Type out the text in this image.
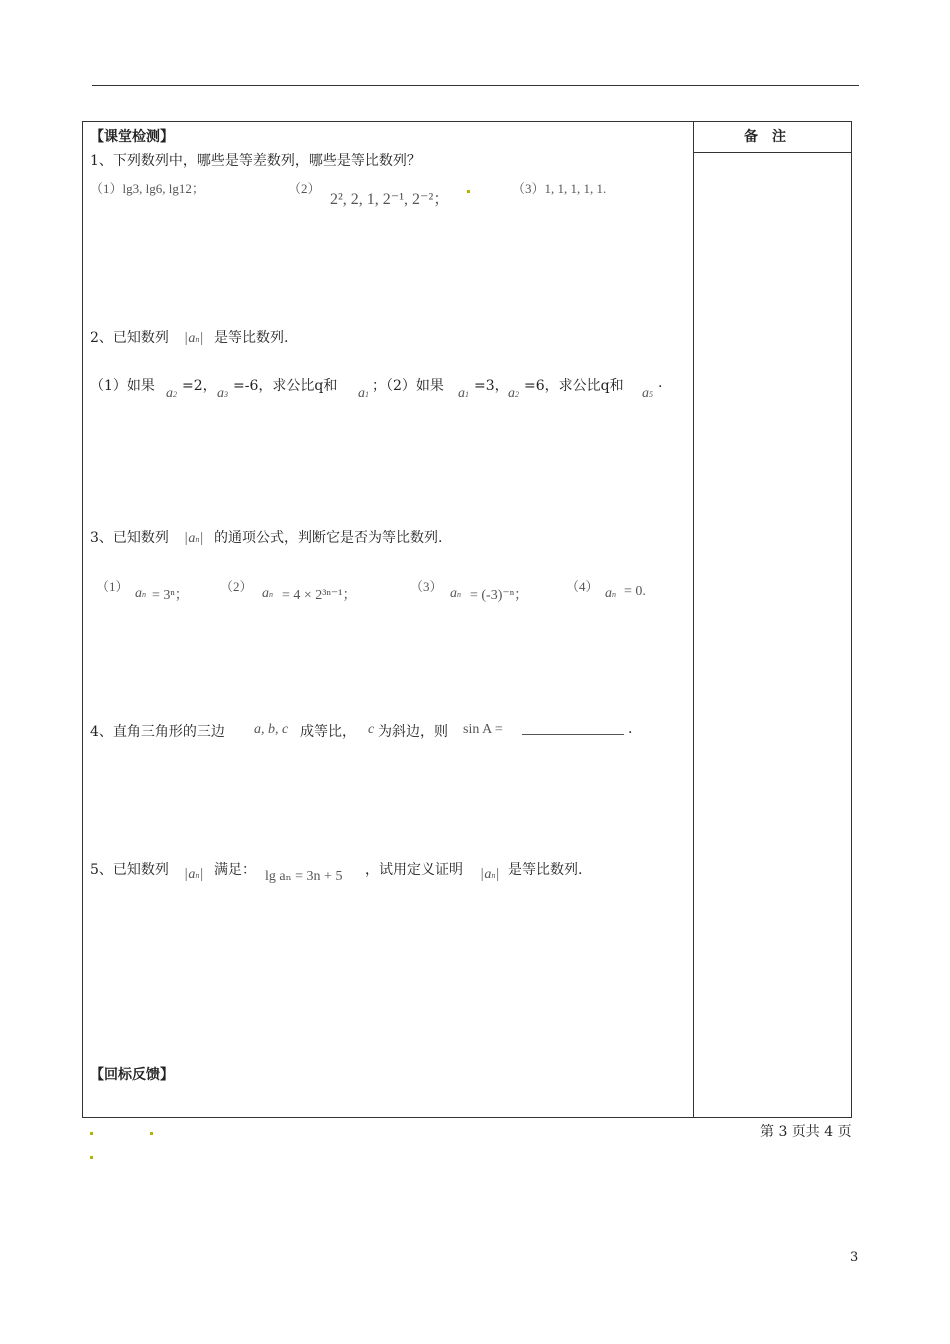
【课堂检测】	备　注
1、下列数列中，哪些是等差数列，哪些是等比数列？
（1）lg3, lg6, lg12；	（2）
2², 2, 1, 2⁻¹, 2⁻²；
（3）1, 1, 1, 1, 1.
2、已知数列 |an| 是等比数列.
（1）如果 a2
=2， a3
=-6，求公比q和 a1
；（2）如果 a1
=3， a2
=6，求公比q和 a5
.
3、已知数列 |an| 的通项公式，判断它是否为等比数列.
（1） an = 3ⁿ；
（2） an = 4 × 2³ⁿ⁻¹；
（3） an = (-3)⁻ⁿ；
（4） an = 0.
4、直角三角形的三边 a, b, c 成等比， c 为斜边，则 sin A =	.
5、已知数列 |an| 满足： lg aₙ = 3n + 5 ，试用定义证明 |an| 是等比数列.
【回标反馈】
第 3 页共 4 页
3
——————
**Task brief:** Copy every entry exactly as written. Pictures are excluded.

**The output:**
Type out the text in this image.
【课堂检测】	备　注
1、下列数列中，哪些是等差数列，哪些是等比数列？
（1）lg3, lg6, lg12；	（2）
2², 2, 1, 2⁻¹, 2⁻²；
（3）1, 1, 1, 1, 1.
2、已知数列 |an| 是等比数列.
（1）如果 a2
=2， a3
=-6，求公比q和 a1
；（2）如果 a1
=3， a2
=6，求公比q和 a5
.
3、已知数列 |an| 的通项公式，判断它是否为等比数列.
（1） an = 3ⁿ；
（2） an = 4 × 2³ⁿ⁻¹；
（3） an = (-3)⁻ⁿ；
（4） an = 0.
4、直角三角形的三边 a, b, c 成等比， c 为斜边，则 sin A =	.
5、已知数列 |an| 满足： lg aₙ = 3n + 5 ，试用定义证明 |an| 是等比数列.
【回标反馈】
第 3 页共 4 页
3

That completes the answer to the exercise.